Problem statement: Reproduce the listing below in full and without alteration, apart from its pictures.

Supplied material:
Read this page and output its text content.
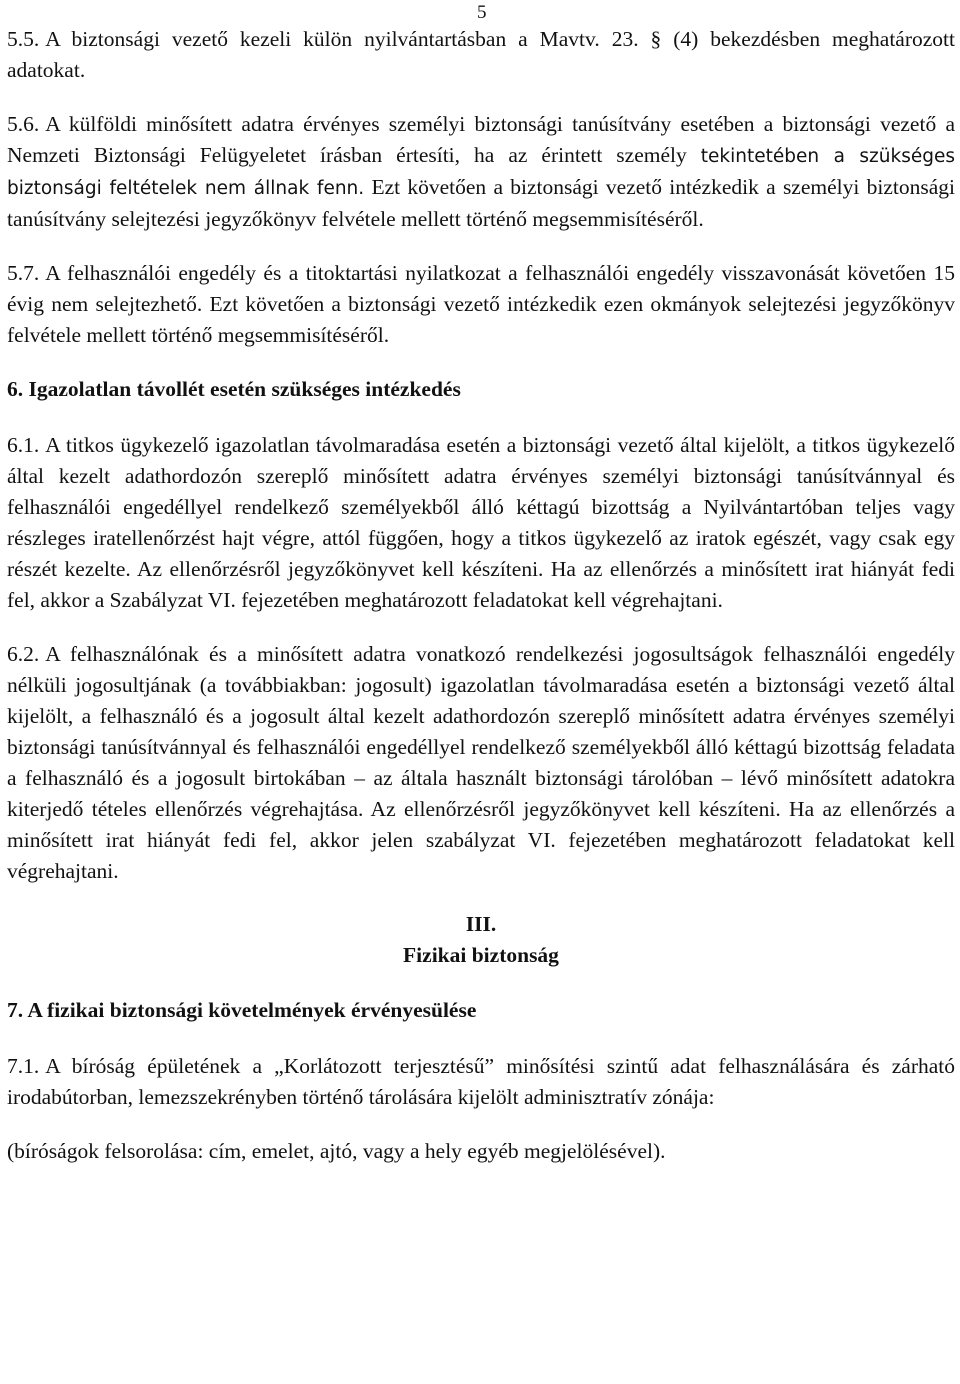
5

5.5. A biztonsági vezető kezeli külön nyilvántartásban a Mavtv. 23. § (4) bekezdésben meghatározott adatokat.

5.6. A külföldi minősített adatra érvényes személyi biztonsági tanúsítvány esetében a biztonsági vezető a Nemzeti Biztonsági Felügyeletet írásban értesíti, ha az érintett személy tekintetében a szükséges biztonsági feltételek nem állnak fenn. Ezt követően a biztonsági vezető intézkedik a személyi biztonsági tanúsítvány selejtezési jegyzőkönyv felvétele mellett történő megsemmisítéséről.

5.7. A felhasználói engedély és a titoktartási nyilatkozat a felhasználói engedély visszavonását követően 15 évig nem selejtezhető. Ezt követően a biztonsági vezető intézkedik ezen okmányok selejtezési jegyzőkönyv felvétele mellett történő megsemmisítéséről.

6. Igazolatlan távollét esetén szükséges intézkedés

6.1. A titkos ügykezelő igazolatlan távolmaradása esetén a biztonsági vezető által kijelölt, a titkos ügykezelő által kezelt adathordozón szereplő minősített adatra érvényes személyi biztonsági tanúsítvánnyal és felhasználói engedéllyel rendelkező személyekből álló kéttagú bizottság a Nyilvántartóban teljes vagy részleges iratellenőrzést hajt végre, attól függően, hogy a titkos ügykezelő az iratok egészét, vagy csak egy részét kezelte. Az ellenőrzésről jegyzőkönyvet kell készíteni. Ha az ellenőrzés a minősített irat hiányát fedi fel, akkor a Szabályzat VI. fejezetében meghatározott feladatokat kell végrehajtani.

6.2. A felhasználónak és a minősített adatra vonatkozó rendelkezési jogosultságok felhasználói engedély nélküli jogosultjának (a továbbiakban: jogosult) igazolatlan távolmaradása esetén a biztonsági vezető által kijelölt, a felhasználó és a jogosult által kezelt adathordozón szereplő minősített adatra érvényes személyi biztonsági tanúsítvánnyal és felhasználói engedéllyel rendelkező személyekből álló kéttagú bizottság feladata a felhasználó és a jogosult birtokában – az általa használt biztonsági tárolóban – lévő minősített adatokra kiterjedő tételes ellenőrzés végrehajtása. Az ellenőrzésről jegyzőkönyvet kell készíteni. Ha az ellenőrzés a minősített irat hiányát fedi fel, akkor jelen szabályzat VI. fejezetében meghatározott feladatokat kell végrehajtani.

III.
Fizikai biztonság
7. A fizikai biztonsági követelmények érvényesülése

7.1. A bíróság épületének a „Korlátozott terjesztésű” minősítési szintű adat felhasználására és zárható irodabútorban, lemezszekrényben történő tárolására kijelölt adminisztratív zónája:

(bíróságok felsorolása: cím, emelet, ajtó, vagy a hely egyéb megjelölésével).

Result of the exercise:
Read this page and output its text content.
5

5.5. A biztonsági vezető kezeli külön nyilvántartásban a Mavtv. 23. § (4) bekezdésben meghatározott adatokat.

5.6. A külföldi minősített adatra érvényes személyi biztonsági tanúsítvány esetében a biztonsági vezető a Nemzeti Biztonsági Felügyeletet írásban értesíti, ha az érintett személy tekintetében a szükséges biztonsági feltételek nem állnak fenn. Ezt követően a biztonsági vezető intézkedik a személyi biztonsági tanúsítvány selejtezési jegyzőkönyv felvétele mellett történő megsemmisítéséről.

5.7. A felhasználói engedély és a titoktartási nyilatkozat a felhasználói engedély visszavonását követően 15 évig nem selejtezhető. Ezt követően a biztonsági vezető intézkedik ezen okmányok selejtezési jegyzőkönyv felvétele mellett történő megsemmisítéséről.

6. Igazolatlan távollét esetén szükséges intézkedés

6.1. A titkos ügykezelő igazolatlan távolmaradása esetén a biztonsági vezető által kijelölt, a titkos ügykezelő által kezelt adathordozón szereplő minősített adatra érvényes személyi biztonsági tanúsítvánnyal és felhasználói engedéllyel rendelkező személyekből álló kéttagú bizottság a Nyilvántartóban teljes vagy részleges iratellenőrzést hajt végre, attól függően, hogy a titkos ügykezelő az iratok egészét, vagy csak egy részét kezelte. Az ellenőrzésről jegyzőkönyvet kell készíteni. Ha az ellenőrzés a minősített irat hiányát fedi fel, akkor a Szabályzat VI. fejezetében meghatározott feladatokat kell végrehajtani.

6.2. A felhasználónak és a minősített adatra vonatkozó rendelkezési jogosultságok felhasználói engedély nélküli jogosultjának (a továbbiakban: jogosult) igazolatlan távolmaradása esetén a biztonsági vezető által kijelölt, a felhasználó és a jogosult által kezelt adathordozón szereplő minősített adatra érvényes személyi biztonsági tanúsítvánnyal és felhasználói engedéllyel rendelkező személyekből álló kéttagú bizottság feladata a felhasználó és a jogosult birtokában – az általa használt biztonsági tárolóban – lévő minősített adatokra kiterjedő tételes ellenőrzés végrehajtása. Az ellenőrzésről jegyzőkönyvet kell készíteni. Ha az ellenőrzés a minősített irat hiányát fedi fel, akkor jelen szabályzat VI. fejezetében meghatározott feladatokat kell végrehajtani.

III.
Fizikai biztonság
7. A fizikai biztonsági követelmények érvényesülése

7.1. A bíróság épületének a „Korlátozott terjesztésű” minősítési szintű adat felhasználására és zárható irodabútorban, lemezszekrényben történő tárolására kijelölt adminisztratív zónája:

(bíróságok felsorolása: cím, emelet, ajtó, vagy a hely egyéb megjelölésével).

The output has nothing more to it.